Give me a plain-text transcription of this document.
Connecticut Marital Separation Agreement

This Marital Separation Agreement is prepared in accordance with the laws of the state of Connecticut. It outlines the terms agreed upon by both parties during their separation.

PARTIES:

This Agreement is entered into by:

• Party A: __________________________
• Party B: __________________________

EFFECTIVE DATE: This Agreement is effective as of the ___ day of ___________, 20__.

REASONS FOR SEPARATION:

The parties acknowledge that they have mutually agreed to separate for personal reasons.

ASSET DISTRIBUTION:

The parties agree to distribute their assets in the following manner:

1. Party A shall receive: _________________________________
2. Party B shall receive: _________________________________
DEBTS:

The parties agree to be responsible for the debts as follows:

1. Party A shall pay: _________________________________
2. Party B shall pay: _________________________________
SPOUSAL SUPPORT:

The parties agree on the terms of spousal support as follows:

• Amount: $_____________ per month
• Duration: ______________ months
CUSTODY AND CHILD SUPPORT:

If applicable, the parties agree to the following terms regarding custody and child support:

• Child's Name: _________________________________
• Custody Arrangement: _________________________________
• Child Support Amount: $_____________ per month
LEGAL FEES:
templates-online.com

***

Quote each line of the data above exactly as written.

Give me a plain-text transcription of this document.
Connecticut Marital Separation Agreement

This Marital Separation Agreement is prepared in accordance with the laws of the state of Connecticut. It outlines the terms agreed upon by both parties during their separation.

PARTIES:

This Agreement is entered into by:

• Party A: __________________________
• Party B: __________________________

EFFECTIVE DATE: This Agreement is effective as of the ___ day of ___________, 20__.

REASONS FOR SEPARATION:

The parties acknowledge that they have mutually agreed to separate for personal reasons.

ASSET DISTRIBUTION:

The parties agree to distribute their assets in the following manner:

1. Party A shall receive: _________________________________
2. Party B shall receive: _________________________________
DEBTS:

The parties agree to be responsible for the debts as follows:

1. Party A shall pay: _________________________________
2. Party B shall pay: _________________________________
SPOUSAL SUPPORT:

The parties agree on the terms of spousal support as follows:

• Amount: $_____________ per month
• Duration: ______________ months
CUSTODY AND CHILD SUPPORT:

If applicable, the parties agree to the following terms regarding custody and child support:

• Child's Name: _________________________________
• Custody Arrangement: _________________________________
• Child Support Amount: $_____________ per month
LEGAL FEES:
templates-online.com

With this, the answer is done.